SOURCE EXTRACT ::
= = = = =

Shared Session — E2E Design Spec
Version: 1.0 Author: Liem Vo-Nguyen Date: March 2026 Status: Draft
1. Problem Statement
Three projects need real-time event streaming with overlapping requirements but no shared infrastructure:
| Project | Current Implementation | Pain Point |
|---|---|---|
| Cloud Aegis | useDeployPreview — client-side setTimeout simulation | No real backend stream; ExecutionTracePanel can't show live remediation or agent trace data |
| lvn-clopusgotchi | StreamServer (TS) + SyncMCPClient (TS→Go) | Two independent SSE paths with independent reconnection chains; 100+ LOC manual SSE parser; cold-start stale window |
| Stellar AIO | Not yet built | Needs broadcast-by-topic for real-time collaboration |
Each project has built (or will build) its own connection management, heartbeat, auth, backpressure handling, and reconnection logic. This spec defines a shared session layer that all three can consume.
2. Consumers & Their Needs
2.1 Cloud Aegis — Execution Trace Streaming
Current state: TracePanelProvider (React context) drives ExecutionTracePanel with three modes:
streaming— fed byuseDeployPreviewwhich simulates events viasetTimeouttimeline— staticSpan[]datadry-run— staticDryRunResultdata
Target state: Replace useDeployPreview simulation with real SSE/WS events from the Go backend. The appendEvent dispatch already accepts DeployEvent — the only missing piece is a real event source.
Required channels:
| Channel | Direction | Events |
|---|---|---|
deploy:{executionId} | Server→Client (SSE) | planning, creating, configuring, verifying, live, teardown, complete |
trace:{agentId} | Server→Client (SSE) | Agent execution spans, tool calls, decisions |
remediation:{findingId} | Server→Client (SSE) | Dry-run progress, apply progress, rollback events |
Blockers (must fix first):
- D12 — gzipResponseWriter in
cmd/server/middleware.goneedsFlush()andHijack()methods. Without these, SSE and WS upgrades fail when gzip middleware is active. - Terminal token endpoint —
POST /api/terminal/tokennot yet implemented.

= = = = =

RAW DATA ::
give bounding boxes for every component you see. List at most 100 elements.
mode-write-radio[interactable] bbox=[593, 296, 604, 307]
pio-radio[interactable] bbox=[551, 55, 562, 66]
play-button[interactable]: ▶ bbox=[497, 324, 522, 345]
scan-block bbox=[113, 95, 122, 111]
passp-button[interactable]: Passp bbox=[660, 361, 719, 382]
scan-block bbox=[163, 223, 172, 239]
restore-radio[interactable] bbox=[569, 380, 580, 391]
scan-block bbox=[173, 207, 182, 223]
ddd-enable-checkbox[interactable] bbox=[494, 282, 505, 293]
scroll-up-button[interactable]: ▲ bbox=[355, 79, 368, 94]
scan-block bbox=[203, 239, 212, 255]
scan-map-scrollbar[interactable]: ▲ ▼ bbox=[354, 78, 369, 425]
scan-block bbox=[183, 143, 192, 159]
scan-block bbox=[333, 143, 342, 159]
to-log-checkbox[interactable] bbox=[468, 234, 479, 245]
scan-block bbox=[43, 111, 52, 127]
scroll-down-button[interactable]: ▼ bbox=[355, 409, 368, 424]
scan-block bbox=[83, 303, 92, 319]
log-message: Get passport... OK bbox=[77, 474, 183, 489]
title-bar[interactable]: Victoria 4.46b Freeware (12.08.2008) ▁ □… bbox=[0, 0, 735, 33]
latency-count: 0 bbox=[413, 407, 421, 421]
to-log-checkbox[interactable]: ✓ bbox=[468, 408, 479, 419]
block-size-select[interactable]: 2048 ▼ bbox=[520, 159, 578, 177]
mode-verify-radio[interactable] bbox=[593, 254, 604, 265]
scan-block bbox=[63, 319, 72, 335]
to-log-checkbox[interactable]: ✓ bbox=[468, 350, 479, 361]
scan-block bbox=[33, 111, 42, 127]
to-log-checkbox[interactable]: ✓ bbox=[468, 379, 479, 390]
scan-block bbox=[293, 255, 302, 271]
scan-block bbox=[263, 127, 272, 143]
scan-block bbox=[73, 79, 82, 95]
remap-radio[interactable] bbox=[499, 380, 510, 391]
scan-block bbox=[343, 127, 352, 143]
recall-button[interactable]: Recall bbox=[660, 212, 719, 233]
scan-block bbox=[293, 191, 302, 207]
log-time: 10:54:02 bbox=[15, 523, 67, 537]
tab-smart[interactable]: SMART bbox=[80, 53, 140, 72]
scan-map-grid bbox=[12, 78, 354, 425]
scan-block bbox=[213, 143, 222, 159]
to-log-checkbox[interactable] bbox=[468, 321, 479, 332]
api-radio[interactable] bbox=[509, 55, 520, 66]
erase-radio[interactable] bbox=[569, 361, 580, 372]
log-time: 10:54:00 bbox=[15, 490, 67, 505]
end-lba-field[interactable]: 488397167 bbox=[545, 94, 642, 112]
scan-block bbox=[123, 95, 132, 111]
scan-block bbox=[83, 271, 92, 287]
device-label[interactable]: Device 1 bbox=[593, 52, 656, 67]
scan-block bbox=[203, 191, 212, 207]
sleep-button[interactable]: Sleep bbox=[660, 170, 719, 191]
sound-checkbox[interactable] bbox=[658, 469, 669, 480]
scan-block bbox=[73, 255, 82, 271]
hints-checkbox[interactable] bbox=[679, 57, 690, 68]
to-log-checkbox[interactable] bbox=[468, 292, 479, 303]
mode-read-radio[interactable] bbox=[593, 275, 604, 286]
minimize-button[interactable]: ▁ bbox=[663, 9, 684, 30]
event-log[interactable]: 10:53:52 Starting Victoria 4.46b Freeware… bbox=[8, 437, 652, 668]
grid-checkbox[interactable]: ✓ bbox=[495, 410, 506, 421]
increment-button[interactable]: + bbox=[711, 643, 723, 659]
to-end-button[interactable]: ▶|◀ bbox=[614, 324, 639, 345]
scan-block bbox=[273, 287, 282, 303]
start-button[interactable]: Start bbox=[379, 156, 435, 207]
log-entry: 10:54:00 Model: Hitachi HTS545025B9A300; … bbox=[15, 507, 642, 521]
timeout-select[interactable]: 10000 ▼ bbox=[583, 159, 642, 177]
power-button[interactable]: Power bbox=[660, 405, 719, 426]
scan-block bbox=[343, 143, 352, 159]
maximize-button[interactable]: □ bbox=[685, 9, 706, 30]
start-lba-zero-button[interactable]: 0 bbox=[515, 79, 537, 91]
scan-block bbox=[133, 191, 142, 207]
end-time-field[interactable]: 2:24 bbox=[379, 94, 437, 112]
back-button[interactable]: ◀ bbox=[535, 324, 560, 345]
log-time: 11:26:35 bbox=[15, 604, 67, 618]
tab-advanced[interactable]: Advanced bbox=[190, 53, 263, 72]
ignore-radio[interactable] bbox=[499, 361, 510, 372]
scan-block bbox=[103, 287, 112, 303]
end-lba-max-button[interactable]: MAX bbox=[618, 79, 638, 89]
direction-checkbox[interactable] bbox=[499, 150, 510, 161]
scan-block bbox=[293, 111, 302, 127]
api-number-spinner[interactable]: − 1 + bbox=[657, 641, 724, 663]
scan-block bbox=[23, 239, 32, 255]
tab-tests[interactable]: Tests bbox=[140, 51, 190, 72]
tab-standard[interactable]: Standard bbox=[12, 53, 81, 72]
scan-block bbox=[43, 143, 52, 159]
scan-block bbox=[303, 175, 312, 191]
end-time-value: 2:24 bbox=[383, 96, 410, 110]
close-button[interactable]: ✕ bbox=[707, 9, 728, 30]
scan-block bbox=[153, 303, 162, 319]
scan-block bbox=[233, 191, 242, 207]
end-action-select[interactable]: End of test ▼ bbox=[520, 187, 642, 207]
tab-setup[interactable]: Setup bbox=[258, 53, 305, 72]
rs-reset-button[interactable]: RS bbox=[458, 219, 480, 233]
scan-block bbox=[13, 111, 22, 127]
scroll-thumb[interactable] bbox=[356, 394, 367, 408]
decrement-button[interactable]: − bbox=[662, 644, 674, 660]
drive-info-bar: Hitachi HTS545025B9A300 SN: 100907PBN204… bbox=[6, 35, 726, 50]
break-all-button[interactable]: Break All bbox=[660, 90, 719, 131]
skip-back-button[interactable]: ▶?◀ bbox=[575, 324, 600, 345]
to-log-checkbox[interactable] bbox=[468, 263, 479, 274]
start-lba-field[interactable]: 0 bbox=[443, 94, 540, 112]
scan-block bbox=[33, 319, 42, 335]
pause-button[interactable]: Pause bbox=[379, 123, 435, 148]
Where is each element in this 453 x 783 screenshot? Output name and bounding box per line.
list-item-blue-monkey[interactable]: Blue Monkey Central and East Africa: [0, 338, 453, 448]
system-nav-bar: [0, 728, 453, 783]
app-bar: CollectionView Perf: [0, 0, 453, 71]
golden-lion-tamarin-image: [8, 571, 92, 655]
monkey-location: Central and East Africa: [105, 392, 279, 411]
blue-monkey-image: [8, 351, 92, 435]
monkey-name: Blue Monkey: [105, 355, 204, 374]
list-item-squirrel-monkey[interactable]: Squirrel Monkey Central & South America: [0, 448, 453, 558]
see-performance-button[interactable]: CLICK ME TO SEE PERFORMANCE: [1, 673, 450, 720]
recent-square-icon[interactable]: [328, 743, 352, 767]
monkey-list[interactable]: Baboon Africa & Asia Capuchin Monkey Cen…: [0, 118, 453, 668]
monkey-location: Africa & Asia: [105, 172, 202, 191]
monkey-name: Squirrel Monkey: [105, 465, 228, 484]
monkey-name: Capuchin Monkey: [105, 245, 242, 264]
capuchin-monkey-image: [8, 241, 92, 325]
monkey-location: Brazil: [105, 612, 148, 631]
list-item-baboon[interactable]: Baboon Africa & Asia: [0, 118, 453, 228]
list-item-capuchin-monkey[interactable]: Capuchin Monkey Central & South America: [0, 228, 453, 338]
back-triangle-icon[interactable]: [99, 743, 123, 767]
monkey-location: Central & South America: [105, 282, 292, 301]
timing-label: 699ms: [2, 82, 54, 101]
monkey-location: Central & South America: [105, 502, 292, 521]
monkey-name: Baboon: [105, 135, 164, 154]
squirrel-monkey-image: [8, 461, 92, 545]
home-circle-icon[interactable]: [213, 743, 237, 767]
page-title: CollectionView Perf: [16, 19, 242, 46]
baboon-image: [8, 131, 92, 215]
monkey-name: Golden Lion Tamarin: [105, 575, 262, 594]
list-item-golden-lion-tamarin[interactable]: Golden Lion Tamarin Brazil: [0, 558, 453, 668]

= = = = =

WRITTEN PROBLEM :: Write the next part of the shared session design spec, picking up after its last line. You won't need the records for this.

ANSWER ::
2.2 lvn-clopusgotchi — Bidirectional Session Sync
Current state: Two distinct SSE paths exist:
| Path | Direction | Implementation | LOC |
|---|---|---|---|
| Outbound (daemon→web/iOS) | Server→Client | StreamServer (TypeScript) — 10 client cap, backpressure detection, 30s heartbeat, 4hr max connection | ~250 |
| Inbound (sync-mcp→daemon) | Server→Client | SyncMCPClient (TypeScript→Go) — hand-rolled line parser, 3-30s backoff, 1000-ID dedup set | ~150 |
Cold-start reconnection chain (key pain point):
launchd restart → daemon boots (~2s) → SyncMCPClient SSE backoff (3-30s)
→ sync-mcp (Go) may also restart → web/iOS re-poll (5-60s per hook)
Each hop has independent reconnection delay. During this window, all clients see stale data.
wskit migration path:
| Dimension | Current SSE | wskit WS |
|---|---|---|
| daemon→web/iOS | StreamServer (TS) — stays as-is | No change (wskit is Go) |
| daemon↔sync-mcp | SSE push + REST calls (2 paths) | Single WS connection, bidirectional |
| Reconnect window | 3-30s exponential backoff | Sub-second with heartbeat keepalive |
SyncMCPClient | 100+ LOC manual SSE parser + dedup | Eliminated — wskit handles framing |
| Channel isolation | Broadcast all events to all consumers | Rooms by repo/team |
Target state: Replace the inbound SyncMCPClient SSE path with a wskit WS connection. The outbound StreamServer stays as-is (it's TypeScript, wskit is Go, and it works well at current scale).
Required channels:
| Channel | Direction | Events |
|---|---|---|
sync:{repoPath} | Bidirectional (WS) | commit, decision, blocker, lock_acquired, lock_released |
agent:{agentId} | Server→Client | agent_registered, agent_heartbeat, agent_deregistered |
ci:{repoPath} | Server→Client | workflow_started, workflow_completed, workflow_failed |
2.3 Stellar AIO — Collaboration Broadcast
Target state (greenfield):
| Channel | Direction | Events |
|---|---|---|
workspace:{workspaceId} | Bidirectional (WS) | Cursor position, selection, presence |
build:{buildId} | Server→Client (SSE) | Build progress, test results, deploy status |
3. Shared Session Architecture
3.1 wskit Package Layout
Follows the existing shared tools pattern (sync-mcp, inference-mcp):
shared/tools/ws-server/
cmd/ws-server/
main.go # Standalone hub (optional — most consumers embed)
pkg/wskit/
server.go # Hub + upgrader + connection lifecycle
client.go # Go WS client (for service-to-service)
room.go # Topic-based pub/sub (channel → subscribers)
heartbeat.go # Ping/pong + dead connection reaping
auth.go # Pluggable auth (JWT, ticket, API key)
sse.go # SSE transport (shares room model with WS)
message.go # Envelope: {channel, event, data, id, timestamp}
options.go # Functional options for Hub configuration
internal/stellar/
handler.go # First concrete consumer (Stellar AIO)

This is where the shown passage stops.